#### PROBLEM TO SOLVE:
Can you copy out the lines of the listing below verbatim, starting at the line containing "table-row [110, 153, 512, 167]" and ending at the line containing "table-row [110, 654, 512, 668]", with both of those lines included?

#### DATA ROWS:
================================
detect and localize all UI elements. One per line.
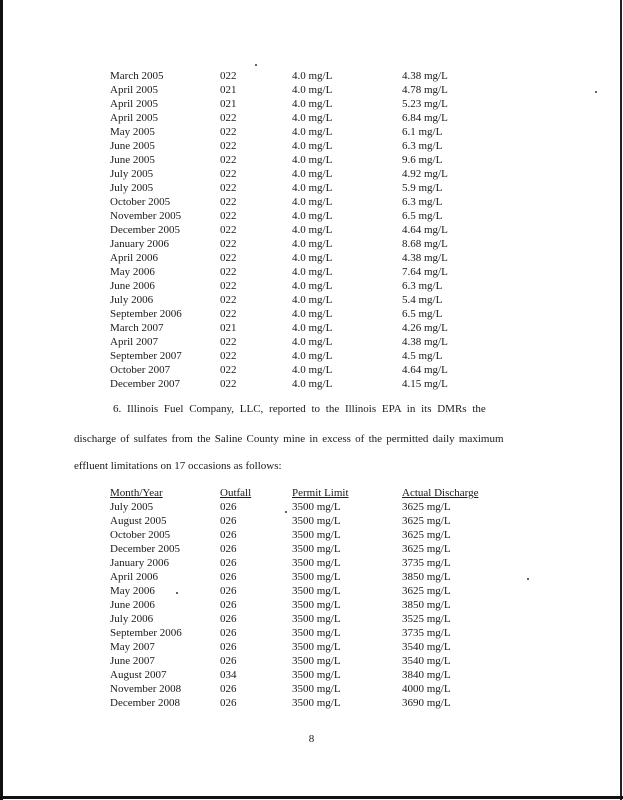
table-row [110, 153, 512, 167]
outfall-cell: 021 [220, 322, 237, 334]
outfall-cell: 022 [220, 280, 237, 292]
permit-limit-cell: 4.0 mg/L [292, 280, 333, 292]
table-row [110, 668, 512, 682]
table2-header-row [110, 486, 512, 500]
table-row [110, 139, 512, 153]
month-year-cell: April 2006 [110, 571, 158, 583]
outfall-cell: 022 [220, 112, 237, 124]
table-row [110, 654, 512, 668]
outfall-cell: 026 [220, 515, 237, 527]
actual-discharge-cell: 3840 mg/L [402, 669, 451, 681]
month-year-cell: June 2005 [110, 154, 155, 166]
outfall-cell: 026 [220, 641, 237, 653]
scan-border-left [0, 0, 3, 800]
permit-limit-cell: 3500 mg/L [292, 669, 341, 681]
actual-discharge-cell: 4.64 mg/L [402, 364, 448, 376]
month-year-cell: July 2006 [110, 613, 154, 625]
actual-discharge-cell: 3735 mg/L [402, 627, 451, 639]
scan-speck [595, 91, 597, 93]
header-actual-discharge: Actual Discharge [402, 487, 479, 499]
permit-limit-cell: 3500 mg/L [292, 585, 341, 597]
table-row [110, 181, 512, 195]
actual-discharge-cell: 3625 mg/L [402, 543, 451, 555]
table-row [110, 307, 512, 321]
outfall-cell: 026 [220, 697, 237, 709]
table-row [110, 598, 512, 612]
outfall-cell: 022 [220, 308, 237, 320]
permit-limit-cell: 3500 mg/L [292, 557, 341, 569]
permit-limit-cell: 4.0 mg/L [292, 350, 333, 362]
table-row [110, 195, 512, 209]
actual-discharge-cell: 8.68 mg/L [402, 238, 448, 250]
actual-discharge-cell: 5.9 mg/L [402, 182, 443, 194]
table-row [110, 696, 512, 710]
permit-limit-cell: 3500 mg/L [292, 613, 341, 625]
table-row [110, 97, 512, 111]
month-year-cell: October 2005 [110, 196, 171, 208]
fluoride-exceedance-table [110, 69, 512, 391]
table-row [110, 335, 512, 349]
actual-discharge-cell: 6.3 mg/L [402, 280, 443, 292]
table-row [110, 528, 512, 542]
actual-discharge-cell: 4.78 mg/L [402, 84, 448, 96]
month-year-cell: September 2007 [110, 350, 182, 362]
table-row [110, 223, 512, 237]
header-month-year: Month/Year [110, 487, 163, 499]
permit-limit-cell: 4.0 mg/L [292, 168, 333, 180]
permit-limit-cell: 4.0 mg/L [292, 322, 333, 334]
outfall-cell: 026 [220, 571, 237, 583]
month-year-cell: July 2005 [110, 501, 154, 513]
actual-discharge-cell: 3540 mg/L [402, 641, 451, 653]
outfall-cell: 022 [220, 70, 237, 82]
actual-discharge-cell: 5.4 mg/L [402, 294, 443, 306]
month-year-cell: August 2005 [110, 515, 167, 527]
actual-discharge-cell: 3850 mg/L [402, 571, 451, 583]
scan-speck [255, 64, 257, 66]
actual-discharge-cell: 7.64 mg/L [402, 266, 448, 278]
table-row [110, 514, 512, 528]
permit-limit-cell: 4.0 mg/L [292, 238, 333, 250]
month-year-cell: September 2006 [110, 627, 182, 639]
actual-discharge-cell: 4.64 mg/L [402, 224, 448, 236]
outfall-cell: 022 [220, 126, 237, 138]
actual-discharge-cell: 4.5 mg/L [402, 350, 443, 362]
permit-limit-cell: 4.0 mg/L [292, 294, 333, 306]
month-year-cell: June 2007 [110, 655, 155, 667]
table-row [110, 626, 512, 640]
outfall-cell: 022 [220, 266, 237, 278]
month-year-cell: November 2008 [110, 683, 182, 695]
permit-limit-cell: 4.0 mg/L [292, 336, 333, 348]
actual-discharge-cell: 6.3 mg/L [402, 140, 443, 152]
month-year-cell: December 2008 [110, 697, 180, 709]
month-year-cell: November 2005 [110, 210, 182, 222]
actual-discharge-cell: 3690 mg/L [402, 697, 451, 709]
month-year-cell: April 2005 [110, 84, 158, 96]
table-row [110, 640, 512, 654]
outfall-cell: 026 [220, 557, 237, 569]
outfall-cell: 022 [220, 154, 237, 166]
table-row [110, 265, 512, 279]
actual-discharge-cell: 3735 mg/L [402, 557, 451, 569]
permit-limit-cell: 3500 mg/L [292, 683, 341, 695]
outfall-cell: 026 [220, 543, 237, 555]
outfall-cell: 021 [220, 84, 237, 96]
actual-discharge-cell: 3540 mg/L [402, 655, 451, 667]
month-year-cell: May 2006 [110, 585, 155, 597]
month-year-cell: March 2005 [110, 70, 164, 82]
outfall-cell: 022 [220, 336, 237, 348]
permit-limit-cell: 4.0 mg/L [292, 308, 333, 320]
outfall-cell: 026 [220, 683, 237, 695]
permit-limit-cell: 4.0 mg/L [292, 196, 333, 208]
permit-limit-cell: 4.0 mg/L [292, 140, 333, 152]
actual-discharge-cell: 3525 mg/L [402, 613, 451, 625]
month-year-cell: April 2007 [110, 336, 158, 348]
paragraph-line-1: 6. Illinois Fuel Company, LLC, reported to the Illinois EPA in its DMRs the [113, 403, 486, 415]
header-outfall: Outfall [220, 487, 252, 499]
table-row [110, 570, 512, 584]
actual-discharge-cell: 4.26 mg/L [402, 322, 448, 334]
permit-limit-cell: 4.0 mg/L [292, 252, 333, 264]
table1-body [110, 69, 512, 391]
outfall-cell: 022 [220, 238, 237, 250]
month-year-cell: January 2006 [110, 238, 169, 250]
permit-limit-cell: 4.0 mg/L [292, 154, 333, 166]
sulfate-exceedance-table [110, 486, 512, 710]
permit-limit-cell: 4.0 mg/L [292, 364, 333, 376]
month-year-cell: January 2006 [110, 557, 169, 569]
outfall-cell: 026 [220, 501, 237, 513]
outfall-cell: 022 [220, 196, 237, 208]
table-row [110, 237, 512, 251]
month-year-cell: October 2005 [110, 529, 171, 541]
table-row [110, 125, 512, 139]
permit-limit-cell: 4.0 mg/L [292, 112, 333, 124]
permit-limit-cell: 3500 mg/L [292, 655, 341, 667]
outfall-cell: 026 [220, 599, 237, 611]
month-year-cell: April 2005 [110, 98, 158, 110]
month-year-cell: June 2006 [110, 280, 155, 292]
permit-limit-cell: 3500 mg/L [292, 515, 341, 527]
permit-limit-cell: 4.0 mg/L [292, 126, 333, 138]
month-year-cell: September 2006 [110, 308, 182, 320]
month-year-cell: May 2007 [110, 641, 155, 653]
month-year-cell: July 2005 [110, 168, 154, 180]
outfall-cell: 022 [220, 350, 237, 362]
table-row [110, 279, 512, 293]
outfall-cell: 022 [220, 140, 237, 152]
table-row [110, 209, 512, 223]
actual-discharge-cell: 3850 mg/L [402, 599, 451, 611]
month-year-cell: December 2005 [110, 543, 180, 555]
month-year-cell: August 2007 [110, 669, 167, 681]
table-row [110, 556, 512, 570]
actual-discharge-cell: 4.15 mg/L [402, 378, 448, 390]
permit-limit-cell: 4.0 mg/L [292, 224, 333, 236]
outfall-cell: 022 [220, 364, 237, 376]
table-row [110, 363, 512, 377]
outfall-cell: 022 [220, 224, 237, 236]
table-row [110, 293, 512, 307]
actual-discharge-cell: 3625 mg/L [402, 585, 451, 597]
actual-discharge-cell: 5.23 mg/L [402, 98, 448, 110]
month-year-cell: May 2006 [110, 266, 155, 278]
outfall-cell: 026 [220, 529, 237, 541]
table-row [110, 542, 512, 556]
table-row [110, 377, 512, 391]
table-row [110, 682, 512, 696]
month-year-cell: December 2005 [110, 224, 180, 236]
actual-discharge-cell: 4.38 mg/L [402, 70, 448, 82]
outfall-cell: 021 [220, 98, 237, 110]
month-year-cell: June 2005 [110, 140, 155, 152]
actual-discharge-cell: 6.3 mg/L [402, 196, 443, 208]
month-year-cell: March 2007 [110, 322, 164, 334]
table2-body [110, 500, 512, 710]
table-row [110, 111, 512, 125]
permit-limit-cell: 4.0 mg/L [292, 378, 333, 390]
actual-discharge-cell: 4.38 mg/L [402, 336, 448, 348]
permit-limit-cell: 4.0 mg/L [292, 210, 333, 222]
month-year-cell: July 2005 [110, 182, 154, 194]
permit-limit-cell: 3500 mg/L [292, 627, 341, 639]
paragraph-line-2: discharge of sulfates from the Saline County mine in excess of the permitted daily maximum [74, 433, 504, 445]
outfall-cell: 026 [220, 655, 237, 667]
page-number: 8 [308, 733, 315, 745]
table-row [110, 251, 512, 265]
table-row [110, 69, 512, 83]
outfall-cell: 026 [220, 627, 237, 639]
table-row [110, 500, 512, 514]
scan-border-bottom [0, 796, 623, 799]
month-year-cell: October 2007 [110, 364, 171, 376]
table-row [110, 612, 512, 626]
header-permit-limit: Permit Limit [292, 487, 349, 499]
actual-discharge-cell: 6.5 mg/L [402, 210, 443, 222]
paragraph-line-3: effluent limitations on 17 occasions as follows: [74, 460, 282, 472]
month-year-cell: April 2005 [110, 112, 158, 124]
table-row [110, 584, 512, 598]
month-year-cell: December 2007 [110, 378, 180, 390]
outfall-cell: 022 [220, 168, 237, 180]
permit-limit-cell: 3500 mg/L [292, 543, 341, 555]
outfall-cell: 022 [220, 210, 237, 222]
month-year-cell: April 2006 [110, 252, 158, 264]
permit-limit-cell: 3500 mg/L [292, 571, 341, 583]
permit-limit-cell: 3500 mg/L [292, 697, 341, 709]
outfall-cell: 022 [220, 378, 237, 390]
permit-limit-cell: 4.0 mg/L [292, 266, 333, 278]
permit-limit-cell: 3500 mg/L [292, 529, 341, 541]
actual-discharge-cell: 6.1 mg/L [402, 126, 443, 138]
actual-discharge-cell: 4.92 mg/L [402, 168, 448, 180]
permit-limit-cell: 3500 mg/L [292, 501, 341, 513]
month-year-cell: July 2006 [110, 294, 154, 306]
table-row [110, 167, 512, 181]
table-row [110, 321, 512, 335]
actual-discharge-cell: 3625 mg/L [402, 515, 451, 527]
table-row [110, 349, 512, 363]
permit-limit-cell: 3500 mg/L [292, 641, 341, 653]
outfall-cell: 022 [220, 182, 237, 194]
scan-border-right [620, 0, 622, 800]
permit-limit-cell: 4.0 mg/L [292, 182, 333, 194]
outfall-cell: 034 [220, 669, 237, 681]
outfall-cell: 022 [220, 294, 237, 306]
actual-discharge-cell: 4000 mg/L [402, 683, 451, 695]
actual-discharge-cell: 9.6 mg/L [402, 154, 443, 166]
actual-discharge-cell: 3625 mg/L [402, 529, 451, 541]
month-year-cell: June 2006 [110, 599, 155, 611]
table-row [110, 83, 512, 97]
permit-limit-cell: 3500 mg/L [292, 599, 341, 611]
actual-discharge-cell: 6.84 mg/L [402, 112, 448, 124]
actual-discharge-cell: 3625 mg/L [402, 501, 451, 513]
outfall-cell: 022 [220, 252, 237, 264]
actual-discharge-cell: 4.38 mg/L [402, 252, 448, 264]
permit-limit-cell: 4.0 mg/L [292, 84, 333, 96]
outfall-cell: 026 [220, 585, 237, 597]
outfall-cell: 026 [220, 613, 237, 625]
permit-limit-cell: 4.0 mg/L [292, 70, 333, 82]
actual-discharge-cell: 6.5 mg/L [402, 308, 443, 320]
month-year-cell: May 2005 [110, 126, 155, 138]
permit-limit-cell: 4.0 mg/L [292, 98, 333, 110]
scan-speck [527, 578, 529, 580]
================================
#### SOLUTION:
table-row [110, 153, 512, 167]
outfall-cell: 021 [220, 322, 237, 334]
outfall-cell: 022 [220, 280, 237, 292]
permit-limit-cell: 4.0 mg/L [292, 280, 333, 292]
table-row [110, 668, 512, 682]
table2-header-row [110, 486, 512, 500]
table-row [110, 139, 512, 153]
month-year-cell: April 2006 [110, 571, 158, 583]
outfall-cell: 022 [220, 112, 237, 124]
table-row [110, 654, 512, 668]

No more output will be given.